→ **Work to complete**:
Without the pictures, copy the entries below word for word.

→ **Data provided**:

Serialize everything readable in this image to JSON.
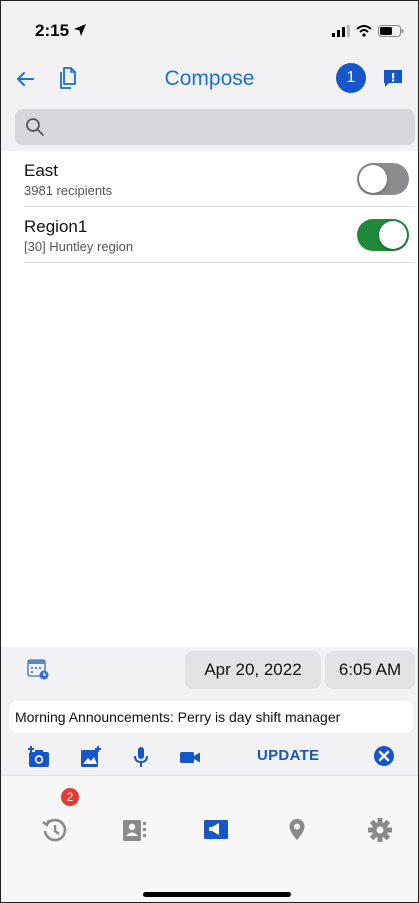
{
  "status_bar": {
    "time": "2:15"
  },
  "header": {
    "title": "Compose",
    "recipient_count": "1"
  },
  "search": {
    "placeholder": ""
  },
  "groups": [
    {
      "name": "East",
      "detail": "3981 recipients",
      "enabled": false
    },
    {
      "name": "Region1",
      "detail": "[30] Huntley region",
      "enabled": true
    }
  ],
  "schedule": {
    "date": "Apr 20, 2022",
    "time": "6:05 AM"
  },
  "message": {
    "text": "Morning Announcements: Perry is day shift manager"
  },
  "toolbar": {
    "update_label": "UPDATE"
  },
  "tabbar": {
    "history_badge": "2",
    "active_tab": "compose"
  },
  "colors": {
    "accent": "#1a6fd8",
    "badge_blue": "#1756c9",
    "toggle_on": "#1f8a3b",
    "toggle_off": "#8c8c8e",
    "notification_red": "#e53935"
  },
  "icons": {
    "back": "arrow-left-icon",
    "copy": "copy-icon",
    "message": "chat-alert-icon",
    "search": "search-icon",
    "calendar": "calendar-icon",
    "camera": "camera-add-icon",
    "image": "image-add-icon",
    "mic": "microphone-icon",
    "video": "video-camera-icon",
    "clear": "close-circle-icon",
    "history": "history-icon",
    "contacts": "contacts-icon",
    "compose": "megaphone-icon",
    "location": "location-pin-icon",
    "settings": "gear-icon"
  }
}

→ **Task output**:
Serialize everything readable in this image to JSON.
{
  "status_bar": {
    "time": "2:15"
  },
  "header": {
    "title": "Compose",
    "recipient_count": "1"
  },
  "search": {
    "placeholder": ""
  },
  "groups": [
    {
      "name": "East",
      "detail": "3981 recipients",
      "enabled": false
    },
    {
      "name": "Region1",
      "detail": "[30] Huntley region",
      "enabled": true
    }
  ],
  "schedule": {
    "date": "Apr 20, 2022",
    "time": "6:05 AM"
  },
  "message": {
    "text": "Morning Announcements: Perry is day shift manager"
  },
  "toolbar": {
    "update_label": "UPDATE"
  },
  "tabbar": {
    "history_badge": "2",
    "active_tab": "compose"
  },
  "colors": {
    "accent": "#1a6fd8",
    "badge_blue": "#1756c9",
    "toggle_on": "#1f8a3b",
    "toggle_off": "#8c8c8e",
    "notification_red": "#e53935"
  },
  "icons": {
    "back": "arrow-left-icon",
    "copy": "copy-icon",
    "message": "chat-alert-icon",
    "search": "search-icon",
    "calendar": "calendar-icon",
    "camera": "camera-add-icon",
    "image": "image-add-icon",
    "mic": "microphone-icon",
    "video": "video-camera-icon",
    "clear": "close-circle-icon",
    "history": "history-icon",
    "contacts": "contacts-icon",
    "compose": "megaphone-icon",
    "location": "location-pin-icon",
    "settings": "gear-icon"
  }
}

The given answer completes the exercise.